EXERCISE DETAILS: Copy nothing but the text: reproduce each line of the listing exactly and leave the pictures out.
※ ※ ※
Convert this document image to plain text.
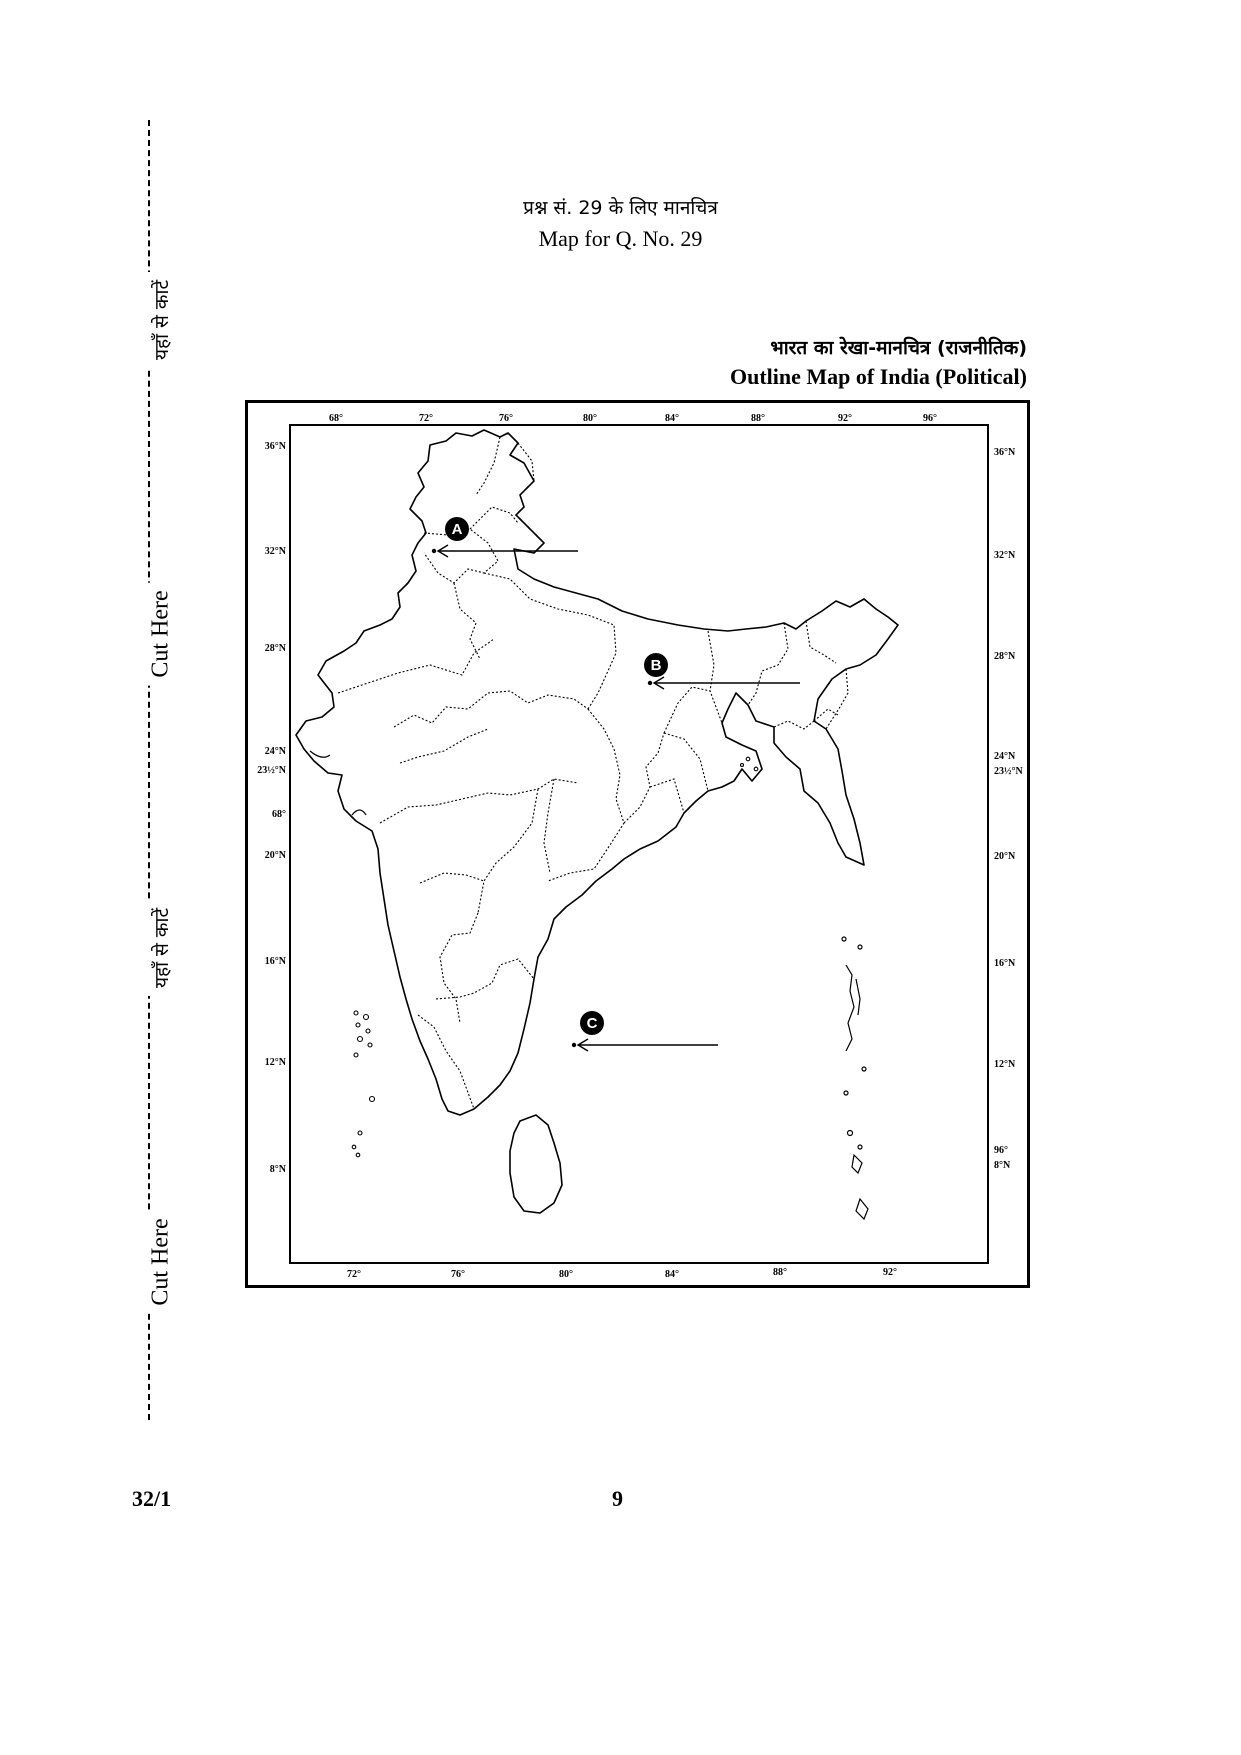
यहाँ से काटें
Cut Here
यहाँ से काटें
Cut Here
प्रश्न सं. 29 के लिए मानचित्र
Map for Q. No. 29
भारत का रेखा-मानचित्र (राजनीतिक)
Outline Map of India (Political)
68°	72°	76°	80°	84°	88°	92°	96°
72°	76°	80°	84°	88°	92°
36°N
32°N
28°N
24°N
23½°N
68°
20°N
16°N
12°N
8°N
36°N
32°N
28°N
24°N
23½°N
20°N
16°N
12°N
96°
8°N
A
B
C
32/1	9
※ ※ ※
THE SOLUTION:
Convert this document image to plain text.
यहाँ से काटें
Cut Here
यहाँ से काटें
Cut Here
प्रश्न सं. 29 के लिए मानचित्र
Map for Q. No. 29
भारत का रेखा-मानचित्र (राजनीतिक)
Outline Map of India (Political)
68°	72°	76°	80°	84°	88°	92°	96°
72°	76°	80°	84°	88°	92°
36°N
32°N
28°N
24°N
23½°N
68°
20°N
16°N
12°N
8°N
36°N
32°N
28°N
24°N
23½°N
20°N
16°N
12°N
96°
8°N
A
B
C
32/1	9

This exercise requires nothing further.